Given problem: Find each line with the string "Netmon" and report it.

Material to process:

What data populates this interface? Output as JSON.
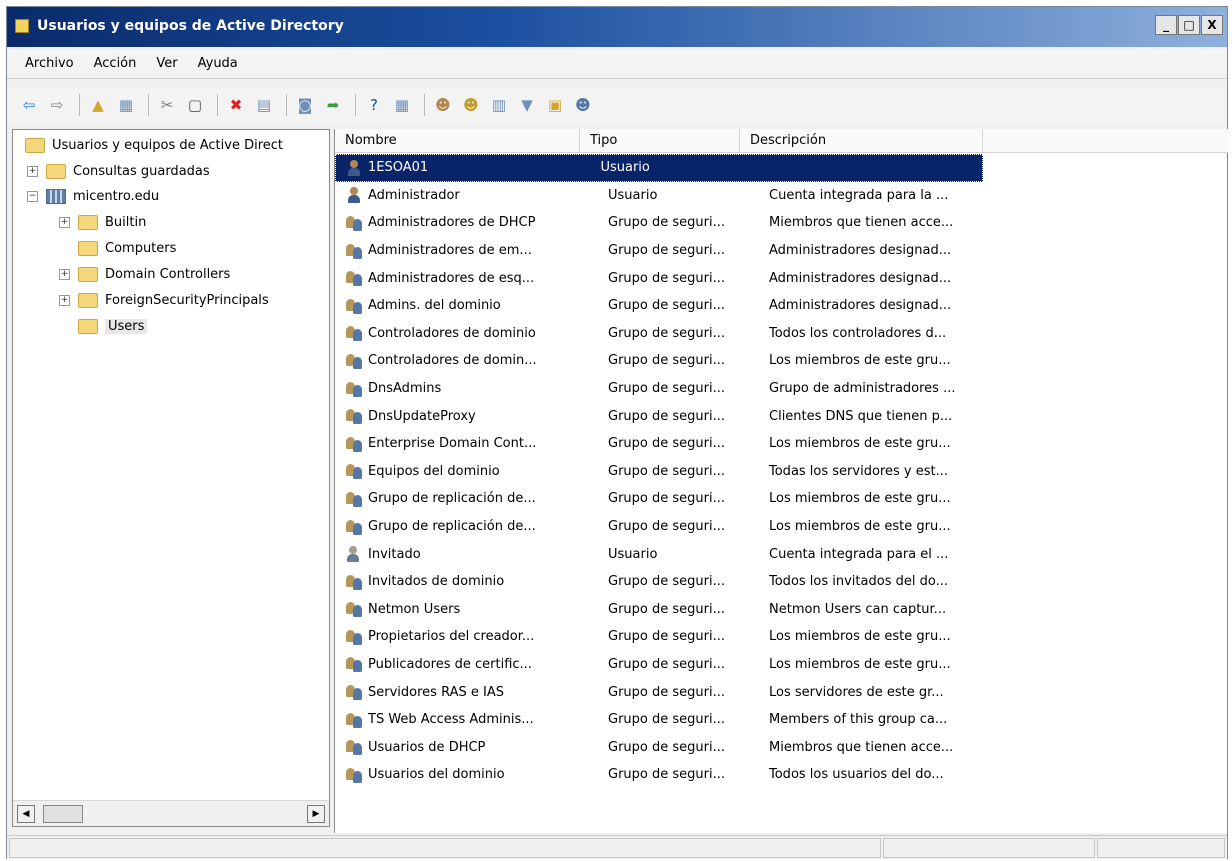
{
  "window": {
    "title": "Usuarios y equipos de Active Directory",
    "controls": [
      "_",
      "□",
      "X"
    ]
  },
  "menu": [
    "Archivo",
    "Acción",
    "Ver",
    "Ayuda"
  ],
  "toolbar": [
    {
      "icon": "back-arrow-icon",
      "glyph": "⇦",
      "color": "#2f7fd0"
    },
    {
      "icon": "forward-arrow-icon",
      "glyph": "⇨",
      "color": "#8a8a8a"
    },
    {
      "sep": true
    },
    {
      "icon": "up-folder-icon",
      "glyph": "▲",
      "color": "#d4a72c"
    },
    {
      "icon": "console-tree-icon",
      "glyph": "▦",
      "color": "#6c8fb6"
    },
    {
      "sep": true
    },
    {
      "icon": "cut-icon",
      "glyph": "✂",
      "color": "#7a7a7a"
    },
    {
      "icon": "copy-icon",
      "glyph": "▢",
      "color": "#555"
    },
    {
      "sep": true
    },
    {
      "icon": "delete-icon",
      "glyph": "✖",
      "color": "#e11f1f"
    },
    {
      "icon": "properties-icon",
      "glyph": "▤",
      "color": "#6f8fb8"
    },
    {
      "sep": true
    },
    {
      "icon": "refresh-icon",
      "glyph": "◙",
      "color": "#6f8fb8"
    },
    {
      "icon": "export-list-icon",
      "glyph": "➦",
      "color": "#3c9a3c"
    },
    {
      "sep": true
    },
    {
      "icon": "help-icon",
      "glyph": "?",
      "color": "#1b4fa0"
    },
    {
      "icon": "view-icon",
      "glyph": "▦",
      "color": "#6f8fb8"
    },
    {
      "sep": true
    },
    {
      "icon": "new-user-icon",
      "glyph": "☻",
      "color": "#b48550"
    },
    {
      "icon": "new-group-icon",
      "glyph": "☻",
      "color": "#c79a2c"
    },
    {
      "icon": "new-ou-icon",
      "glyph": "▥",
      "color": "#6f8fb8"
    },
    {
      "icon": "filter-icon",
      "glyph": "▼",
      "color": "#6f8fb8"
    },
    {
      "icon": "find-icon",
      "glyph": "▣",
      "color": "#d4a72c"
    },
    {
      "icon": "add-to-group-icon",
      "glyph": "☻",
      "color": "#5577a5"
    }
  ],
  "tree": {
    "root": "Usuarios y equipos de Active Direct",
    "items": [
      {
        "label": "Consultas guardadas",
        "expander": "+",
        "icon": "folder"
      },
      {
        "label": "micentro.edu",
        "expander": "−",
        "icon": "domain"
      },
      {
        "label": "Builtin",
        "expander": "+",
        "icon": "folder"
      },
      {
        "label": "Computers",
        "expander": "",
        "icon": "folder"
      },
      {
        "label": "Domain Controllers",
        "expander": "+",
        "icon": "folder"
      },
      {
        "label": "ForeignSecurityPrincipals",
        "expander": "+",
        "icon": "folder"
      },
      {
        "label": "Users",
        "expander": "",
        "icon": "folder",
        "selected": true
      }
    ]
  },
  "columns": [
    "Nombre",
    "Tipo",
    "Descripción"
  ],
  "rows": [
    {
      "name": "1ESOA01",
      "type": "Usuario",
      "desc": "",
      "icon": "user",
      "selected": true
    },
    {
      "name": "Administrador",
      "type": "Usuario",
      "desc": "Cuenta integrada para la ...",
      "icon": "user"
    },
    {
      "name": "Administradores de DHCP",
      "type": "Grupo de seguri...",
      "desc": "Miembros que tienen acce...",
      "icon": "group"
    },
    {
      "name": "Administradores de em...",
      "type": "Grupo de seguri...",
      "desc": "Administradores designad...",
      "icon": "group"
    },
    {
      "name": "Administradores de esq...",
      "type": "Grupo de seguri...",
      "desc": "Administradores designad...",
      "icon": "group"
    },
    {
      "name": "Admins. del dominio",
      "type": "Grupo de seguri...",
      "desc": "Administradores designad...",
      "icon": "group"
    },
    {
      "name": "Controladores de dominio",
      "type": "Grupo de seguri...",
      "desc": "Todos los controladores d...",
      "icon": "group"
    },
    {
      "name": "Controladores de domin...",
      "type": "Grupo de seguri...",
      "desc": "Los miembros de este gru...",
      "icon": "group"
    },
    {
      "name": "DnsAdmins",
      "type": "Grupo de seguri...",
      "desc": "Grupo de administradores ...",
      "icon": "group"
    },
    {
      "name": "DnsUpdateProxy",
      "type": "Grupo de seguri...",
      "desc": "Clientes DNS que tienen p...",
      "icon": "group"
    },
    {
      "name": "Enterprise Domain Cont...",
      "type": "Grupo de seguri...",
      "desc": "Los miembros de este gru...",
      "icon": "group"
    },
    {
      "name": "Equipos del dominio",
      "type": "Grupo de seguri...",
      "desc": "Todas los servidores y est...",
      "icon": "group"
    },
    {
      "name": "Grupo de replicación de...",
      "type": "Grupo de seguri...",
      "desc": "Los miembros de este gru...",
      "icon": "group"
    },
    {
      "name": "Grupo de replicación de...",
      "type": "Grupo de seguri...",
      "desc": "Los miembros de este gru...",
      "icon": "group"
    },
    {
      "name": "Invitado",
      "type": "Usuario",
      "desc": "Cuenta integrada para el ...",
      "icon": "guest"
    },
    {
      "name": "Invitados de dominio",
      "type": "Grupo de seguri...",
      "desc": "Todos los invitados del do...",
      "icon": "group"
    },
    {
      "name": "Netmon Users",
      "type": "Grupo de seguri...",
      "desc": "Netmon Users can captur...",
      "icon": "group"
    },
    {
      "name": "Propietarios del creador...",
      "type": "Grupo de seguri...",
      "desc": "Los miembros de este gru...",
      "icon": "group"
    },
    {
      "name": "Publicadores de certific...",
      "type": "Grupo de seguri...",
      "desc": "Los miembros de este gru...",
      "icon": "group"
    },
    {
      "name": "Servidores RAS e IAS",
      "type": "Grupo de seguri...",
      "desc": "Los servidores de este gr...",
      "icon": "group"
    },
    {
      "name": "TS Web Access Adminis...",
      "type": "Grupo de seguri...",
      "desc": "Members of this group ca...",
      "icon": "group"
    },
    {
      "name": "Usuarios de DHCP",
      "type": "Grupo de seguri...",
      "desc": "Miembros que tienen acce...",
      "icon": "group"
    },
    {
      "name": "Usuarios del dominio",
      "type": "Grupo de seguri...",
      "desc": "Todos los usuarios del do...",
      "icon": "group"
    }
  ],
  "colors": {
    "selection": "#0a246a",
    "title_start": "#0a2a6a",
    "title_end": "#8fb0dc"
  }
}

Solution to the problem:
      "name": "Netmon Users",
      "desc": "Netmon Users can captur...",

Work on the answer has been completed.